Collected data >>

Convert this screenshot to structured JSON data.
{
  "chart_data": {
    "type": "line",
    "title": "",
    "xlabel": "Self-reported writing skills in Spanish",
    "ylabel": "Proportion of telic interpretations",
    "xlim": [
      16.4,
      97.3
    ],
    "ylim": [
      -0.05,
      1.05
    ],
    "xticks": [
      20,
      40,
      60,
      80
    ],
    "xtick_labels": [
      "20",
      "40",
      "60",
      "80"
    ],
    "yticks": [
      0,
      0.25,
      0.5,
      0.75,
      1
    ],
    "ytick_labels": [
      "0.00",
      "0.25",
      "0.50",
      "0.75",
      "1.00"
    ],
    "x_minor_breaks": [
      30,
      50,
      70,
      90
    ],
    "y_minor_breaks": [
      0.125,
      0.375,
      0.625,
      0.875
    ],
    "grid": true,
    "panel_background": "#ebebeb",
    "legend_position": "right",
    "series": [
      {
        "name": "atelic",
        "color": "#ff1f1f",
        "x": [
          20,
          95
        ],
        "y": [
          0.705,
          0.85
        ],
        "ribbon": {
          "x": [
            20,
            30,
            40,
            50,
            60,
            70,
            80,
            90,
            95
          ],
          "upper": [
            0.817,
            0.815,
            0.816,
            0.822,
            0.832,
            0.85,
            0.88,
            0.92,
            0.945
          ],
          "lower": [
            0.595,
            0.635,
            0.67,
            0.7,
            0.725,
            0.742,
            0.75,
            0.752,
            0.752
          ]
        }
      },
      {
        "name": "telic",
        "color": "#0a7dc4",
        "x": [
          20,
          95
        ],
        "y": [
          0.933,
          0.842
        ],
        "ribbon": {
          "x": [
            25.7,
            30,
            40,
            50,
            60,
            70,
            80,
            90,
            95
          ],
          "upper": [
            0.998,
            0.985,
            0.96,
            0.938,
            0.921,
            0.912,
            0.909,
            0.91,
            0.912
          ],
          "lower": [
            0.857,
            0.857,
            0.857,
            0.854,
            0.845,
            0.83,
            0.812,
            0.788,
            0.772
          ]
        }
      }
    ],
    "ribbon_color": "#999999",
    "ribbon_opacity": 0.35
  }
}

Problem details >> Can you restate every record above word for word?

Result of the exercise >>
Convert this screenshot to structured JSON data.
{
  "chart_data": {
    "type": "line",
    "title": "",
    "xlabel": "Self-reported writing skills in Spanish",
    "ylabel": "Proportion of telic interpretations",
    "xlim": [
      16.4,
      97.3
    ],
    "ylim": [
      -0.05,
      1.05
    ],
    "xticks": [
      20,
      40,
      60,
      80
    ],
    "xtick_labels": [
      "20",
      "40",
      "60",
      "80"
    ],
    "yticks": [
      0,
      0.25,
      0.5,
      0.75,
      1
    ],
    "ytick_labels": [
      "0.00",
      "0.25",
      "0.50",
      "0.75",
      "1.00"
    ],
    "x_minor_breaks": [
      30,
      50,
      70,
      90
    ],
    "y_minor_breaks": [
      0.125,
      0.375,
      0.625,
      0.875
    ],
    "grid": true,
    "panel_background": "#ebebeb",
    "legend_position": "right",
    "series": [
      {
        "name": "atelic",
        "color": "#ff1f1f",
        "x": [
          20,
          95
        ],
        "y": [
          0.705,
          0.85
        ],
        "ribbon": {
          "x": [
            20,
            30,
            40,
            50,
            60,
            70,
            80,
            90,
            95
          ],
          "upper": [
            0.817,
            0.815,
            0.816,
            0.822,
            0.832,
            0.85,
            0.88,
            0.92,
            0.945
          ],
          "lower": [
            0.595,
            0.635,
            0.67,
            0.7,
            0.725,
            0.742,
            0.75,
            0.752,
            0.752
          ]
        }
      },
      {
        "name": "telic",
        "color": "#0a7dc4",
        "x": [
          20,
          95
        ],
        "y": [
          0.933,
          0.842
        ],
        "ribbon": {
          "x": [
            25.7,
            30,
            40,
            50,
            60,
            70,
            80,
            90,
            95
          ],
          "upper": [
            0.998,
            0.985,
            0.96,
            0.938,
            0.921,
            0.912,
            0.909,
            0.91,
            0.912
          ],
          "lower": [
            0.857,
            0.857,
            0.857,
            0.854,
            0.845,
            0.83,
            0.812,
            0.788,
            0.772
          ]
        }
      }
    ],
    "ribbon_color": "#999999",
    "ribbon_opacity": 0.35
  }
}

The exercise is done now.